EXERCISE REQUIREMENTS
Reproduce all of the records word for word, omitting the pictures.

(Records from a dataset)
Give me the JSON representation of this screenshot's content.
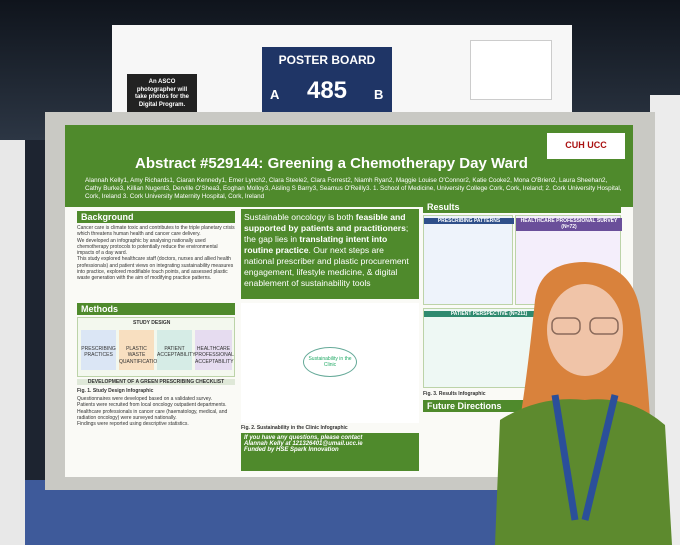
{
  "sign": {
    "note": "An ASCO photographer will take photos for the Digital Program.",
    "label": "POSTER BOARD",
    "left": "A",
    "number": "485",
    "right": "B"
  },
  "poster": {
    "title": "Abstract #529144: Greening a Chemotherapy Day Ward",
    "authors": "Alannah Kelly1, Amy Richards1, Ciaran Kennedy1, Emer Lynch2, Clara Steele2, Clara Forrest2, Niamh Ryan2, Maggie Louise O'Connor2, Katie Cooke2, Mona O'Brien2, Laura Sheehan2, Cathy Burke3, Killian Nugent3, Derville O'Shea3, Eoghan Molloy3, Aisling S Barry3, Seamus O'Reilly3. 1. School of Medicine, University College Cork, Cork, Ireland; 2. Cork University Hospital, Cork, Ireland 3. Cork University Maternity Hospital, Cork, Ireland",
    "logo": "CUH UCC",
    "background": {
      "heading": "Background",
      "bullets": [
        "Cancer care is climate toxic and contributes to the triple planetary crisis which threatens human health and cancer care delivery.",
        "We developed an infographic by analysing nationally used chemotherapy protocols to potentially reduce the environmental impacts of a day ward.",
        "This study explored healthcare staff (doctors, nurses and allied health professionals) and patient views on integrating sustainability measures into practice, explored modifiable touch points, and assessed plastic waste generation with the aim of modifying practice patterns."
      ]
    },
    "methods": {
      "heading": "Methods",
      "design": "STUDY DESIGN",
      "steps": [
        "PRESCRIBING PRACTICES",
        "PLASTIC WASTE QUANTIFICATION",
        "PATIENT ACCEPTABILITY",
        "HEALTHCARE PROFESSIONAL ACCEPTABILITY"
      ],
      "checklist": "DEVELOPMENT OF A GREEN PRESCRIBING CHECKLIST",
      "caption": "Fig. 1. Study Design Infographic",
      "bullets": [
        "Questionnaires were developed based on a validated survey.",
        "Patients were recruited from local oncology outpatient departments.",
        "Healthcare professionals in cancer care (haematology, medical, and radiation oncology) were surveyed nationally.",
        "Findings were reported using descriptive statistics."
      ]
    },
    "highlight": {
      "a": "Sustainable oncology is both ",
      "b": "feasible and supported by patients and practitioners",
      "c": "; the gap lies in ",
      "d": "translating intent into routine practice",
      "e": ". Our next steps are national prescriber and plastic procurement engagement, lifestyle medicine, & digital enablement of sustainability tools"
    },
    "clinic": {
      "center": "Sustainability in the Clinic",
      "caption": "Fig. 2. Sustainability in the Clinic Infographic"
    },
    "contact": {
      "line1": "If you have any questions, please contact",
      "line2": "Alannah Kelly at 121326401@umail.ucc.ie",
      "line3": "Funded by HSE Spark Innovation"
    },
    "results": {
      "heading": "Results",
      "patterns": "PRESCRIBING PATTERNS",
      "survey": "HEALTHCARE PROFESSIONAL SURVEY (N=72)",
      "patient": "PATIENT PERSPECTIVE (N=211)",
      "caption": "Fig. 3. Results Infographic",
      "future": "Future Directions"
    }
  }
}
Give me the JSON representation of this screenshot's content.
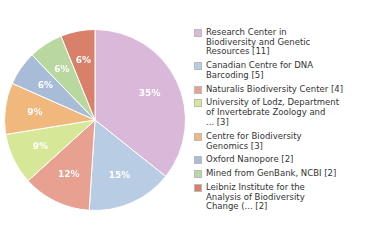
{
  "chart_data": {
    "type": "pie",
    "categories": [
      "Research Center in\nBiodiversity and Genetic\nResources [11]",
      "Canadian Centre for DNA\nBarcoding [5]",
      "Naturalis Biodiversity Center [4]",
      "University of Lodz, Department\nof Invertebrate Zoology and\n... [3]",
      "Centre for Biodiversity\nGenomics [3]",
      "Oxford Nanopore [2]",
      "Mined from GenBank, NCBI [2]",
      "Leibniz Institute for the\nAnalysis of Biodiversity\nChange (... [2]"
    ],
    "values": [
      35,
      15,
      12,
      9,
      9,
      6,
      6,
      6
    ],
    "value_labels": [
      "35%",
      "15%",
      "12%",
      "9%",
      "9%",
      "6%",
      "6%",
      "6%"
    ],
    "colors": [
      "#d9b8d9",
      "#b8cce4",
      "#e8a090",
      "#d6e898",
      "#f0b87c",
      "#a8bcd8",
      "#b8d8a0",
      "#d8806a"
    ],
    "data_labels": true,
    "legend": "right"
  }
}
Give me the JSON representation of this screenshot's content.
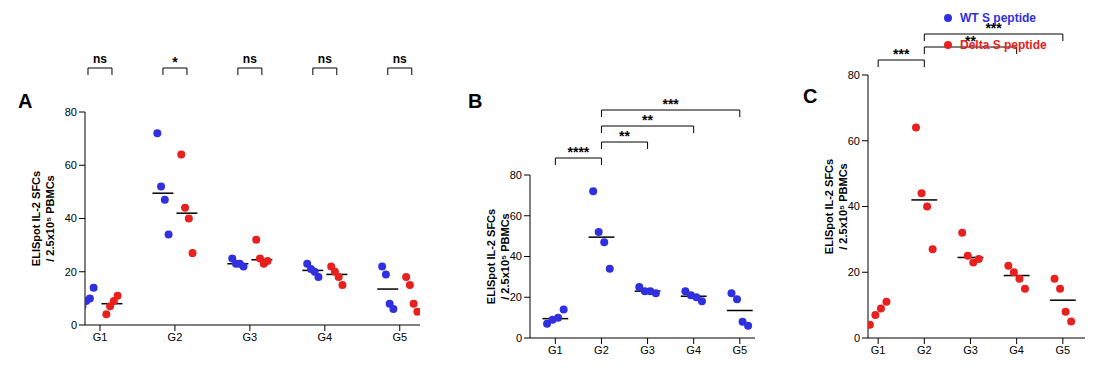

EXPECTED ANSWER
Give me the JSON representation of this screenshot's content.
{
  "sign": {
    "note": "An ASCO photographer will take photos for the Digital Program.",
    "label": "POSTER BOARD",
    "left": "A",
    "number": "485",
    "right": "B"
  },
  "poster": {
    "title": "Abstract #529144: Greening a Chemotherapy Day Ward",
    "authors": "Alannah Kelly1, Amy Richards1, Ciaran Kennedy1, Emer Lynch2, Clara Steele2, Clara Forrest2, Niamh Ryan2, Maggie Louise O'Connor2, Katie Cooke2, Mona O'Brien2, Laura Sheehan2, Cathy Burke3, Killian Nugent3, Derville O'Shea3, Eoghan Molloy3, Aisling S Barry3, Seamus O'Reilly3. 1. School of Medicine, University College Cork, Cork, Ireland; 2. Cork University Hospital, Cork, Ireland 3. Cork University Maternity Hospital, Cork, Ireland",
    "logo": "CUH UCC",
    "background": {
      "heading": "Background",
      "bullets": [
        "Cancer care is climate toxic and contributes to the triple planetary crisis which threatens human health and cancer care delivery.",
        "We developed an infographic by analysing nationally used chemotherapy protocols to potentially reduce the environmental impacts of a day ward.",
        "This study explored healthcare staff (doctors, nurses and allied health professionals) and patient views on integrating sustainability measures into practice, explored modifiable touch points, and assessed plastic waste generation with the aim of modifying practice patterns."
      ]
    },
    "methods": {
      "heading": "Methods",
      "design": "STUDY DESIGN",
      "steps": [
        "PRESCRIBING PRACTICES",
        "PLASTIC WASTE QUANTIFICATION",
        "PATIENT ACCEPTABILITY",
        "HEALTHCARE PROFESSIONAL ACCEPTABILITY"
      ],
      "checklist": "DEVELOPMENT OF A GREEN PRESCRIBING CHECKLIST",
      "caption": "Fig. 1. Study Design Infographic",
      "bullets": [
        "Questionnaires were developed based on a validated survey.",
        "Patients were recruited from local oncology outpatient departments.",
        "Healthcare professionals in cancer care (haematology, medical, and radiation oncology) were surveyed nationally.",
        "Findings were reported using descriptive statistics."
      ]
    },
    "highlight": {
      "a": "Sustainable oncology is both ",
      "b": "feasible and supported by patients and practitioners",
      "c": "; the gap lies in ",
      "d": "translating intent into routine practice",
      "e": ". Our next steps are national prescriber and plastic procurement engagement, lifestyle medicine, & digital enablement of sustainability tools"
    },
    "clinic": {
      "center": "Sustainability in the Clinic",
      "caption": "Fig. 2. Sustainability in the Clinic Infographic"
    },
    "contact": {
      "line1": "If you have any questions, please contact",
      "line2": "Alannah Kelly at 121326401@umail.ucc.ie",
      "line3": "Funded by HSE Spark Innovation"
    },
    "results": {
      "heading": "Results",
      "patterns": "PRESCRIBING PATTERNS",
      "survey": "HEALTHCARE PROFESSIONAL SURVEY (N=72)",
      "patient": "PATIENT PERSPECTIVE (N=211)",
      "caption": "Fig. 3. Results Infographic",
      "future": "Future Directions"
    }
  }
}
Give me the JSON representation of this screenshot's content.
{
  "chart_data": {
    "type": "pie",
    "categories": [
      "Research Center in\nBiodiversity and Genetic\nResources [11]",
      "Canadian Centre for DNA\nBarcoding [5]",
      "Naturalis Biodiversity Center [4]",
      "University of Lodz, Department\nof Invertebrate Zoology and\n... [3]",
      "Centre for Biodiversity\nGenomics [3]",
      "Oxford Nanopore [2]",
      "Mined from GenBank, NCBI [2]",
      "Leibniz Institute for the\nAnalysis of Biodiversity\nChange (... [2]"
    ],
    "values": [
      35,
      15,
      12,
      9,
      9,
      6,
      6,
      6
    ],
    "value_labels": [
      "35%",
      "15%",
      "12%",
      "9%",
      "9%",
      "6%",
      "6%",
      "6%"
    ],
    "colors": [
      "#d9b8d9",
      "#b8cce4",
      "#e8a090",
      "#d6e898",
      "#f0b87c",
      "#a8bcd8",
      "#b8d8a0",
      "#d8806a"
    ],
    "data_labels": true,
    "legend": "right"
  }
}
Give me the JSON representation of this screenshot's content.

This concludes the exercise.